* _Prompt_
Drop every picture and give the entries back exactly.

Dataset records:
• • • • •

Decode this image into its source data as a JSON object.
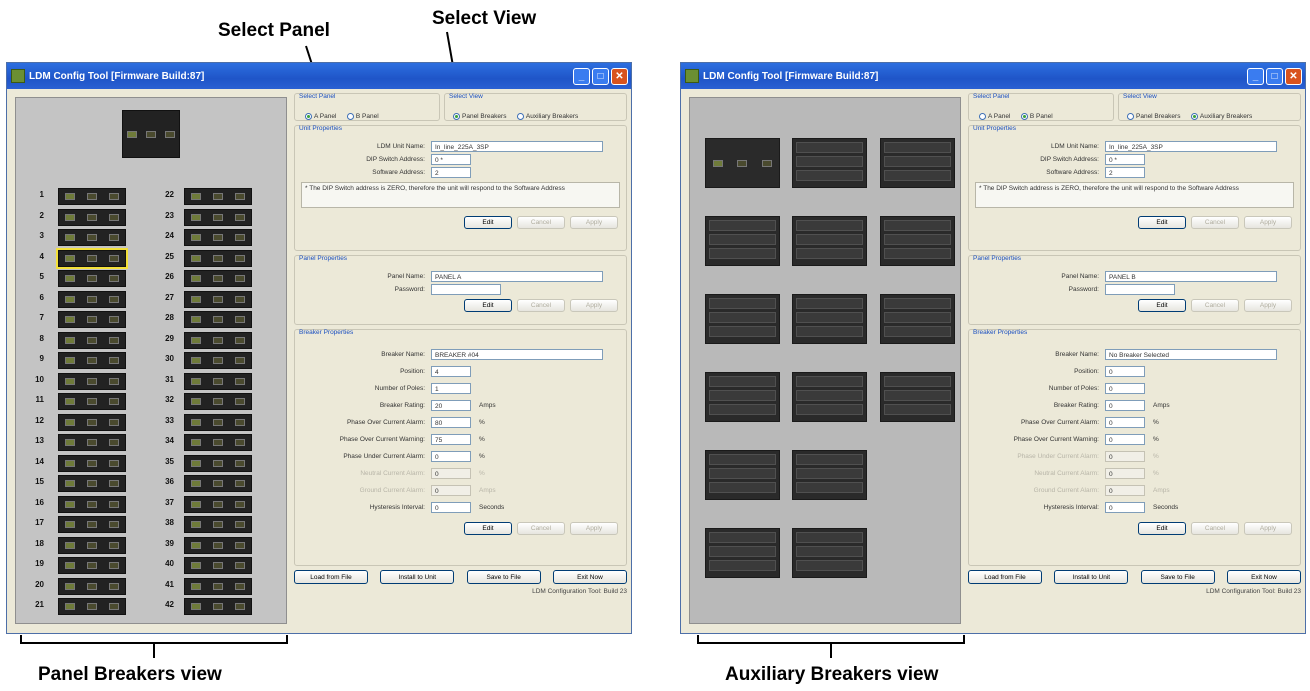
{
  "callouts": {
    "select_panel": "Select Panel",
    "select_view": "Select View",
    "panel_breakers_view": "Panel Breakers view",
    "auxiliary_breakers_view": "Auxiliary Breakers view"
  },
  "windows": [
    {
      "title": "LDM Config Tool [Firmware Build:87]",
      "select_panel": {
        "title": "Select Panel",
        "options": [
          "A Panel",
          "B Panel"
        ],
        "selected": "A Panel"
      },
      "select_view": {
        "title": "Select View",
        "options": [
          "Panel Breakers",
          "Auxiliary Breakers"
        ],
        "selected": "Panel Breakers"
      },
      "unit_properties": {
        "title": "Unit Properties",
        "fields": [
          {
            "label": "LDM Unit Name:",
            "value": "In_line_225A_3SP"
          },
          {
            "label": "DIP Switch Address:",
            "value": "0 *"
          },
          {
            "label": "Software Address:",
            "value": "2"
          }
        ],
        "note": "* The DIP Switch address is ZERO, therefore the unit will respond to the Software Address",
        "buttons": [
          "Edit",
          "Cancel",
          "Apply"
        ]
      },
      "panel_properties": {
        "title": "Panel Properties",
        "fields": [
          {
            "label": "Panel Name:",
            "value": "PANEL A"
          },
          {
            "label": "Password:",
            "value": ""
          }
        ],
        "buttons": [
          "Edit",
          "Cancel",
          "Apply"
        ]
      },
      "breaker_properties": {
        "title": "Breaker Properties",
        "fields": [
          {
            "label": "Breaker Name:",
            "value": "BREAKER #04",
            "unit": "",
            "disabled": false
          },
          {
            "label": "Position:",
            "value": "4",
            "unit": "",
            "disabled": false
          },
          {
            "label": "Number of Poles:",
            "value": "1",
            "unit": "",
            "disabled": false
          },
          {
            "label": "Breaker Rating:",
            "value": "20",
            "unit": "Amps",
            "disabled": false
          },
          {
            "label": "Phase Over Current Alarm:",
            "value": "80",
            "unit": "%",
            "disabled": false
          },
          {
            "label": "Phase Over Current Warning:",
            "value": "75",
            "unit": "%",
            "disabled": false
          },
          {
            "label": "Phase Under Current Alarm:",
            "value": "0",
            "unit": "%",
            "disabled": false
          },
          {
            "label": "Neutral Current Alarm:",
            "value": "0",
            "unit": "%",
            "disabled": true
          },
          {
            "label": "Ground Current Alarm:",
            "value": "0",
            "unit": "Amps",
            "disabled": true
          },
          {
            "label": "Hysteresis Interval:",
            "value": "0",
            "unit": "Seconds",
            "disabled": false
          }
        ],
        "buttons": [
          "Edit",
          "Cancel",
          "Apply"
        ]
      },
      "footer_buttons": [
        "Load from File",
        "Install to Unit",
        "Save to File",
        "Exit Now"
      ],
      "status": "LDM Configuration Tool: Build 23",
      "breaker_numbers_left": [
        "1",
        "2",
        "3",
        "4",
        "5",
        "6",
        "7",
        "8",
        "9",
        "10",
        "11",
        "12",
        "13",
        "14",
        "15",
        "16",
        "17",
        "18",
        "19",
        "20",
        "21"
      ],
      "breaker_numbers_right": [
        "22",
        "23",
        "24",
        "25",
        "26",
        "27",
        "28",
        "29",
        "30",
        "31",
        "32",
        "33",
        "34",
        "35",
        "36",
        "37",
        "38",
        "39",
        "40",
        "41",
        "42"
      ],
      "selected_breaker": "4"
    },
    {
      "title": "LDM Config Tool [Firmware Build:87]",
      "select_panel": {
        "title": "Select Panel",
        "options": [
          "A Panel",
          "B Panel"
        ],
        "selected": "B Panel"
      },
      "select_view": {
        "title": "Select View",
        "options": [
          "Panel Breakers",
          "Auxiliary Breakers"
        ],
        "selected": "Auxiliary Breakers"
      },
      "unit_properties": {
        "title": "Unit Properties",
        "fields": [
          {
            "label": "LDM Unit Name:",
            "value": "In_line_225A_3SP"
          },
          {
            "label": "DIP Switch Address:",
            "value": "0 *"
          },
          {
            "label": "Software Address:",
            "value": "2"
          }
        ],
        "note": "* The DIP Switch address is ZERO, therefore the unit will respond to the Software Address",
        "buttons": [
          "Edit",
          "Cancel",
          "Apply"
        ]
      },
      "panel_properties": {
        "title": "Panel Properties",
        "fields": [
          {
            "label": "Panel Name:",
            "value": "PANEL B"
          },
          {
            "label": "Password:",
            "value": ""
          }
        ],
        "buttons": [
          "Edit",
          "Cancel",
          "Apply"
        ]
      },
      "breaker_properties": {
        "title": "Breaker Properties",
        "fields": [
          {
            "label": "Breaker Name:",
            "value": "No Breaker Selected",
            "unit": "",
            "disabled": false
          },
          {
            "label": "Position:",
            "value": "0",
            "unit": "",
            "disabled": false
          },
          {
            "label": "Number of Poles:",
            "value": "0",
            "unit": "",
            "disabled": false
          },
          {
            "label": "Breaker Rating:",
            "value": "0",
            "unit": "Amps",
            "disabled": false
          },
          {
            "label": "Phase Over Current Alarm:",
            "value": "0",
            "unit": "%",
            "disabled": false
          },
          {
            "label": "Phase Over Current Warning:",
            "value": "0",
            "unit": "%",
            "disabled": false
          },
          {
            "label": "Phase Under Current Alarm:",
            "value": "0",
            "unit": "%",
            "disabled": true
          },
          {
            "label": "Neutral Current Alarm:",
            "value": "0",
            "unit": "%",
            "disabled": true
          },
          {
            "label": "Ground Current Alarm:",
            "value": "0",
            "unit": "Amps",
            "disabled": true
          },
          {
            "label": "Hysteresis Interval:",
            "value": "0",
            "unit": "Seconds",
            "disabled": false
          }
        ],
        "buttons": [
          "Edit",
          "Cancel",
          "Apply"
        ]
      },
      "footer_buttons": [
        "Load from File",
        "Install to Unit",
        "Save to File",
        "Exit Now"
      ],
      "status": "LDM Configuration Tool: Build 23"
    }
  ]
}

• • • • •

* _Answer to this task_
Decode this image into its source data as a JSON object.
{
  "callouts": {
    "select_panel": "Select Panel",
    "select_view": "Select View",
    "panel_breakers_view": "Panel Breakers view",
    "auxiliary_breakers_view": "Auxiliary Breakers view"
  },
  "windows": [
    {
      "title": "LDM Config Tool [Firmware Build:87]",
      "select_panel": {
        "title": "Select Panel",
        "options": [
          "A Panel",
          "B Panel"
        ],
        "selected": "A Panel"
      },
      "select_view": {
        "title": "Select View",
        "options": [
          "Panel Breakers",
          "Auxiliary Breakers"
        ],
        "selected": "Panel Breakers"
      },
      "unit_properties": {
        "title": "Unit Properties",
        "fields": [
          {
            "label": "LDM Unit Name:",
            "value": "In_line_225A_3SP"
          },
          {
            "label": "DIP Switch Address:",
            "value": "0 *"
          },
          {
            "label": "Software Address:",
            "value": "2"
          }
        ],
        "note": "* The DIP Switch address is ZERO, therefore the unit will respond to the Software Address",
        "buttons": [
          "Edit",
          "Cancel",
          "Apply"
        ]
      },
      "panel_properties": {
        "title": "Panel Properties",
        "fields": [
          {
            "label": "Panel Name:",
            "value": "PANEL A"
          },
          {
            "label": "Password:",
            "value": ""
          }
        ],
        "buttons": [
          "Edit",
          "Cancel",
          "Apply"
        ]
      },
      "breaker_properties": {
        "title": "Breaker Properties",
        "fields": [
          {
            "label": "Breaker Name:",
            "value": "BREAKER #04",
            "unit": "",
            "disabled": false
          },
          {
            "label": "Position:",
            "value": "4",
            "unit": "",
            "disabled": false
          },
          {
            "label": "Number of Poles:",
            "value": "1",
            "unit": "",
            "disabled": false
          },
          {
            "label": "Breaker Rating:",
            "value": "20",
            "unit": "Amps",
            "disabled": false
          },
          {
            "label": "Phase Over Current Alarm:",
            "value": "80",
            "unit": "%",
            "disabled": false
          },
          {
            "label": "Phase Over Current Warning:",
            "value": "75",
            "unit": "%",
            "disabled": false
          },
          {
            "label": "Phase Under Current Alarm:",
            "value": "0",
            "unit": "%",
            "disabled": false
          },
          {
            "label": "Neutral Current Alarm:",
            "value": "0",
            "unit": "%",
            "disabled": true
          },
          {
            "label": "Ground Current Alarm:",
            "value": "0",
            "unit": "Amps",
            "disabled": true
          },
          {
            "label": "Hysteresis Interval:",
            "value": "0",
            "unit": "Seconds",
            "disabled": false
          }
        ],
        "buttons": [
          "Edit",
          "Cancel",
          "Apply"
        ]
      },
      "footer_buttons": [
        "Load from File",
        "Install to Unit",
        "Save to File",
        "Exit Now"
      ],
      "status": "LDM Configuration Tool: Build 23",
      "breaker_numbers_left": [
        "1",
        "2",
        "3",
        "4",
        "5",
        "6",
        "7",
        "8",
        "9",
        "10",
        "11",
        "12",
        "13",
        "14",
        "15",
        "16",
        "17",
        "18",
        "19",
        "20",
        "21"
      ],
      "breaker_numbers_right": [
        "22",
        "23",
        "24",
        "25",
        "26",
        "27",
        "28",
        "29",
        "30",
        "31",
        "32",
        "33",
        "34",
        "35",
        "36",
        "37",
        "38",
        "39",
        "40",
        "41",
        "42"
      ],
      "selected_breaker": "4"
    },
    {
      "title": "LDM Config Tool [Firmware Build:87]",
      "select_panel": {
        "title": "Select Panel",
        "options": [
          "A Panel",
          "B Panel"
        ],
        "selected": "B Panel"
      },
      "select_view": {
        "title": "Select View",
        "options": [
          "Panel Breakers",
          "Auxiliary Breakers"
        ],
        "selected": "Auxiliary Breakers"
      },
      "unit_properties": {
        "title": "Unit Properties",
        "fields": [
          {
            "label": "LDM Unit Name:",
            "value": "In_line_225A_3SP"
          },
          {
            "label": "DIP Switch Address:",
            "value": "0 *"
          },
          {
            "label": "Software Address:",
            "value": "2"
          }
        ],
        "note": "* The DIP Switch address is ZERO, therefore the unit will respond to the Software Address",
        "buttons": [
          "Edit",
          "Cancel",
          "Apply"
        ]
      },
      "panel_properties": {
        "title": "Panel Properties",
        "fields": [
          {
            "label": "Panel Name:",
            "value": "PANEL B"
          },
          {
            "label": "Password:",
            "value": ""
          }
        ],
        "buttons": [
          "Edit",
          "Cancel",
          "Apply"
        ]
      },
      "breaker_properties": {
        "title": "Breaker Properties",
        "fields": [
          {
            "label": "Breaker Name:",
            "value": "No Breaker Selected",
            "unit": "",
            "disabled": false
          },
          {
            "label": "Position:",
            "value": "0",
            "unit": "",
            "disabled": false
          },
          {
            "label": "Number of Poles:",
            "value": "0",
            "unit": "",
            "disabled": false
          },
          {
            "label": "Breaker Rating:",
            "value": "0",
            "unit": "Amps",
            "disabled": false
          },
          {
            "label": "Phase Over Current Alarm:",
            "value": "0",
            "unit": "%",
            "disabled": false
          },
          {
            "label": "Phase Over Current Warning:",
            "value": "0",
            "unit": "%",
            "disabled": false
          },
          {
            "label": "Phase Under Current Alarm:",
            "value": "0",
            "unit": "%",
            "disabled": true
          },
          {
            "label": "Neutral Current Alarm:",
            "value": "0",
            "unit": "%",
            "disabled": true
          },
          {
            "label": "Ground Current Alarm:",
            "value": "0",
            "unit": "Amps",
            "disabled": true
          },
          {
            "label": "Hysteresis Interval:",
            "value": "0",
            "unit": "Seconds",
            "disabled": false
          }
        ],
        "buttons": [
          "Edit",
          "Cancel",
          "Apply"
        ]
      },
      "footer_buttons": [
        "Load from File",
        "Install to Unit",
        "Save to File",
        "Exit Now"
      ],
      "status": "LDM Configuration Tool: Build 23"
    }
  ]
}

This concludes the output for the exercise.